Task: Copy out lines with the word "MARIE" from the material that follows.
----- Dataset excerpts
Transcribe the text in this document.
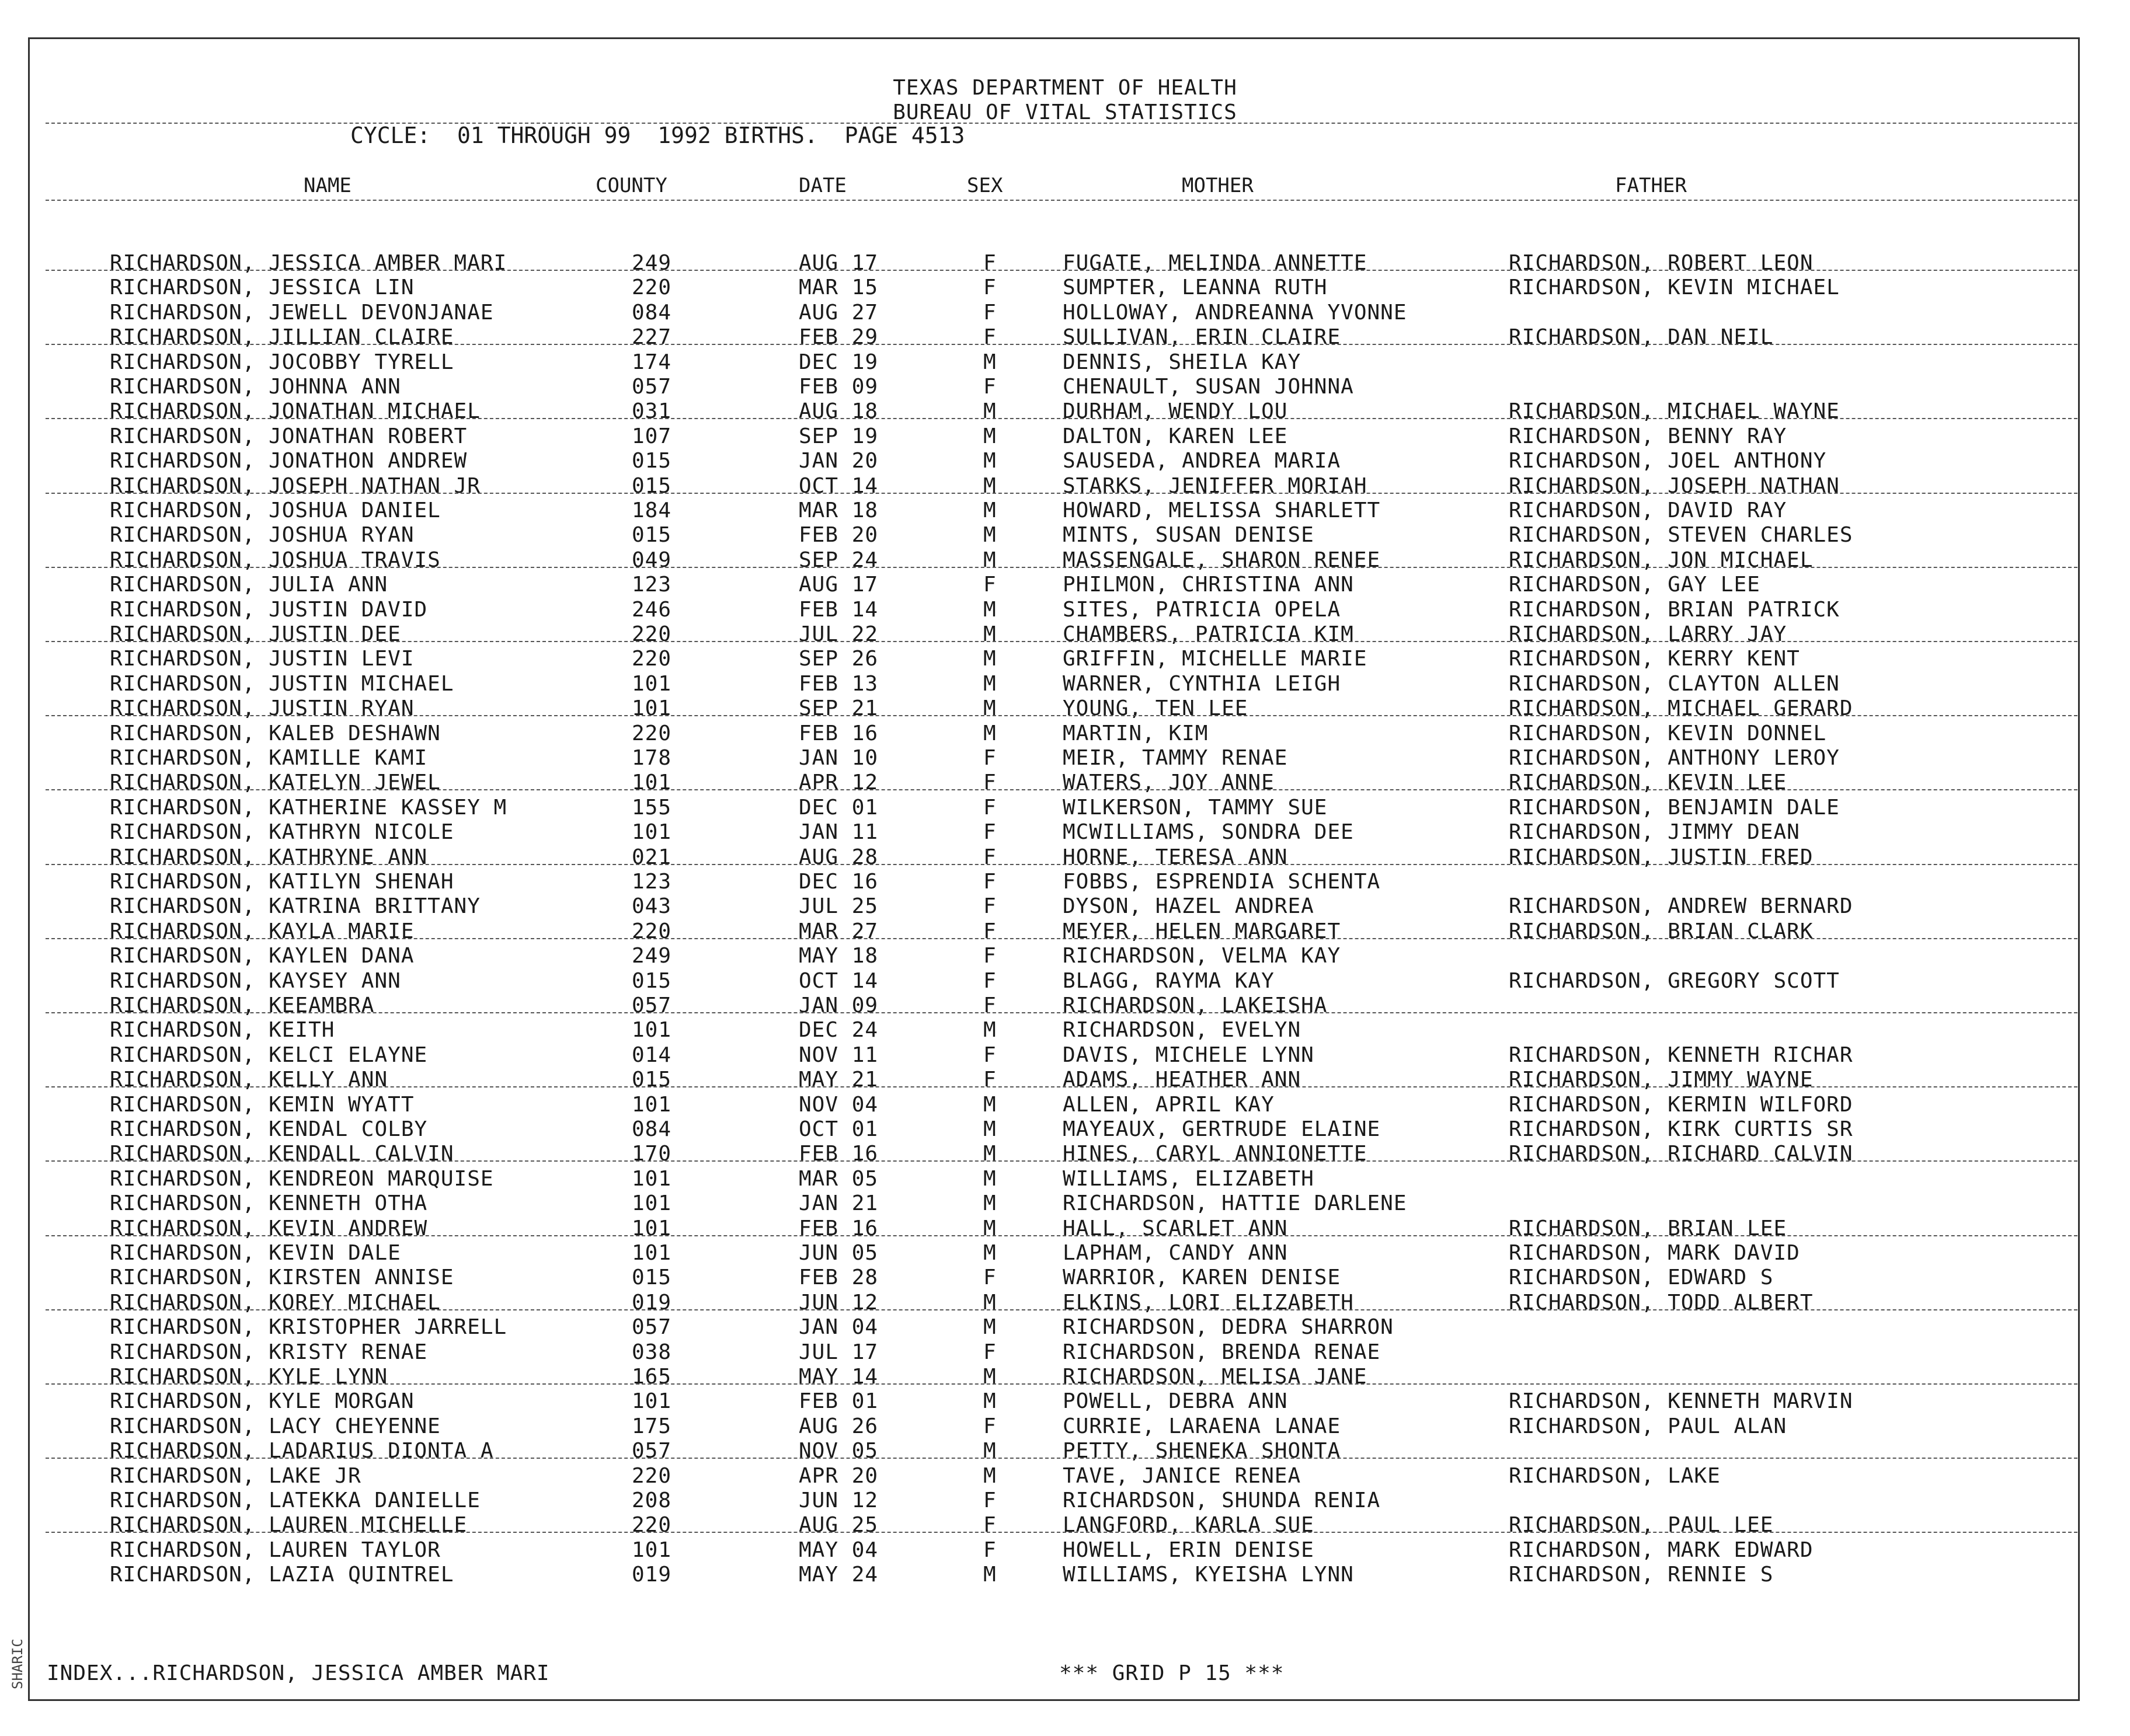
SHARIC
TEXAS DEPARTMENT OF HEALTH
BUREAU OF VITAL STATISTICS
CYCLE:  01 THROUGH 99  1992 BIRTHS.  PAGE 4513
NAME	COUNTY	DATE	SEX	MOTHER	FATHER
RICHARDSON, JESSICA AMBER MARI	249	AUG 17	F	FUGATE, MELINDA ANNETTE	RICHARDSON, ROBERT LEON
RICHARDSON, JESSICA LIN	220	MAR 15	F	SUMPTER, LEANNA RUTH	RICHARDSON, KEVIN MICHAEL
RICHARDSON, JEWELL DEVONJANAE	084	AUG 27	F	HOLLOWAY, ANDREANNA YVONNE
RICHARDSON, JILLIAN CLAIRE	227	FEB 29	F	SULLIVAN, ERIN CLAIRE	RICHARDSON, DAN NEIL
RICHARDSON, JOCOBBY TYRELL	174	DEC 19	M	DENNIS, SHEILA KAY
RICHARDSON, JOHNNA ANN	057	FEB 09	F	CHENAULT, SUSAN JOHNNA
RICHARDSON, JONATHAN MICHAEL	031	AUG 18	M	DURHAM, WENDY LOU	RICHARDSON, MICHAEL WAYNE
RICHARDSON, JONATHAN ROBERT	107	SEP 19	M	DALTON, KAREN LEE	RICHARDSON, BENNY RAY
RICHARDSON, JONATHON ANDREW	015	JAN 20	M	SAUSEDA, ANDREA MARIA	RICHARDSON, JOEL ANTHONY
RICHARDSON, JOSEPH NATHAN JR	015	OCT 14	M	STARKS, JENIFFER MORIAH	RICHARDSON, JOSEPH NATHAN
RICHARDSON, JOSHUA DANIEL	184	MAR 18	M	HOWARD, MELISSA SHARLETT	RICHARDSON, DAVID RAY
RICHARDSON, JOSHUA RYAN	015	FEB 20	M	MINTS, SUSAN DENISE	RICHARDSON, STEVEN CHARLES
RICHARDSON, JOSHUA TRAVIS	049	SEP 24	M	MASSENGALE, SHARON RENEE	RICHARDSON, JON MICHAEL
RICHARDSON, JULIA ANN	123	AUG 17	F	PHILMON, CHRISTINA ANN	RICHARDSON, GAY LEE
RICHARDSON, JUSTIN DAVID	246	FEB 14	M	SITES, PATRICIA OPELA	RICHARDSON, BRIAN PATRICK
RICHARDSON, JUSTIN DEE	220	JUL 22	M	CHAMBERS, PATRICIA KIM	RICHARDSON, LARRY JAY
RICHARDSON, JUSTIN LEVI	220	SEP 26	M	GRIFFIN, MICHELLE MARIE	RICHARDSON, KERRY KENT
RICHARDSON, JUSTIN MICHAEL	101	FEB 13	M	WARNER, CYNTHIA LEIGH	RICHARDSON, CLAYTON ALLEN
RICHARDSON, JUSTIN RYAN	101	SEP 21	M	YOUNG, TEN LEE	RICHARDSON, MICHAEL GERARD
RICHARDSON, KALEB DESHAWN	220	FEB 16	M	MARTIN, KIM	RICHARDSON, KEVIN DONNEL
RICHARDSON, KAMILLE KAMI	178	JAN 10	F	MEIR, TAMMY RENAE	RICHARDSON, ANTHONY LEROY
RICHARDSON, KATELYN JEWEL	101	APR 12	F	WATERS, JOY ANNE	RICHARDSON, KEVIN LEE
RICHARDSON, KATHERINE KASSEY M	155	DEC 01	F	WILKERSON, TAMMY SUE	RICHARDSON, BENJAMIN DALE
RICHARDSON, KATHRYN NICOLE	101	JAN 11	F	MCWILLIAMS, SONDRA DEE	RICHARDSON, JIMMY DEAN
RICHARDSON, KATHRYNE ANN	021	AUG 28	F	HORNE, TERESA ANN	RICHARDSON, JUSTIN FRED
RICHARDSON, KATILYN SHENAH	123	DEC 16	F	FOBBS, ESPRENDIA SCHENTA
RICHARDSON, KATRINA BRITTANY	043	JUL 25	F	DYSON, HAZEL ANDREA	RICHARDSON, ANDREW BERNARD
RICHARDSON, KAYLA MARIE	220	MAR 27	F	MEYER, HELEN MARGARET	RICHARDSON, BRIAN CLARK
RICHARDSON, KAYLEN DANA	249	MAY 18	F	RICHARDSON, VELMA KAY
RICHARDSON, KAYSEY ANN	015	OCT 14	F	BLAGG, RAYMA KAY	RICHARDSON, GREGORY SCOTT
RICHARDSON, KEEAMBRA	057	JAN 09	F	RICHARDSON, LAKEISHA
RICHARDSON, KEITH	101	DEC 24	M	RICHARDSON, EVELYN
RICHARDSON, KELCI ELAYNE	014	NOV 11	F	DAVIS, MICHELE LYNN	RICHARDSON, KENNETH RICHAR
RICHARDSON, KELLY ANN	015	MAY 21	F	ADAMS, HEATHER ANN	RICHARDSON, JIMMY WAYNE
RICHARDSON, KEMIN WYATT	101	NOV 04	M	ALLEN, APRIL KAY	RICHARDSON, KERMIN WILFORD
RICHARDSON, KENDAL COLBY	084	OCT 01	M	MAYEAUX, GERTRUDE ELAINE	RICHARDSON, KIRK CURTIS SR
RICHARDSON, KENDALL CALVIN	170	FEB 16	M	HINES, CARYL ANNIONETTE	RICHARDSON, RICHARD CALVIN
RICHARDSON, KENDREON MARQUISE	101	MAR 05	M	WILLIAMS, ELIZABETH
RICHARDSON, KENNETH OTHA	101	JAN 21	M	RICHARDSON, HATTIE DARLENE
RICHARDSON, KEVIN ANDREW	101	FEB 16	M	HALL, SCARLET ANN	RICHARDSON, BRIAN LEE
RICHARDSON, KEVIN DALE	101	JUN 05	M	LAPHAM, CANDY ANN	RICHARDSON, MARK DAVID
RICHARDSON, KIRSTEN ANNISE	015	FEB 28	F	WARRIOR, KAREN DENISE	RICHARDSON, EDWARD S
RICHARDSON, KOREY MICHAEL	019	JUN 12	M	ELKINS, LORI ELIZABETH	RICHARDSON, TODD ALBERT
RICHARDSON, KRISTOPHER JARRELL	057	JAN 04	M	RICHARDSON, DEDRA SHARRON
RICHARDSON, KRISTY RENAE	038	JUL 17	F	RICHARDSON, BRENDA RENAE
RICHARDSON, KYLE LYNN	165	MAY 14	M	RICHARDSON, MELISA JANE
RICHARDSON, KYLE MORGAN	101	FEB 01	M	POWELL, DEBRA ANN	RICHARDSON, KENNETH MARVIN
RICHARDSON, LACY CHEYENNE	175	AUG 26	F	CURRIE, LARAENA LANAE	RICHARDSON, PAUL ALAN
RICHARDSON, LADARIUS DIONTA A	057	NOV 05	M	PETTY, SHENEKA SHONTA
RICHARDSON, LAKE JR	220	APR 20	M	TAVE, JANICE RENEA	RICHARDSON, LAKE
RICHARDSON, LATEKKA DANIELLE	208	JUN 12	F	RICHARDSON, SHUNDA RENIA
RICHARDSON, LAUREN MICHELLE	220	AUG 25	F	LANGFORD, KARLA SUE	RICHARDSON, PAUL LEE
RICHARDSON, LAUREN TAYLOR	101	MAY 04	F	HOWELL, ERIN DENISE	RICHARDSON, MARK EDWARD
RICHARDSON, LAZIA QUINTREL	019	MAY 24	M	WILLIAMS, KYEISHA LYNN	RICHARDSON, RENNIE S
INDEX...RICHARDSON, JESSICA AMBER MARI	*** GRID P 15 ***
----------
Exercise response:
RICHARDSON, JUSTIN LEVI	220	SEP 26	M	GRIFFIN, MICHELLE MARIE	RICHARDSON, KERRY KENT
RICHARDSON, KAYLA MARIE	220	MAR 27	F	MEYER, HELEN MARGARET	RICHARDSON, BRIAN CLARK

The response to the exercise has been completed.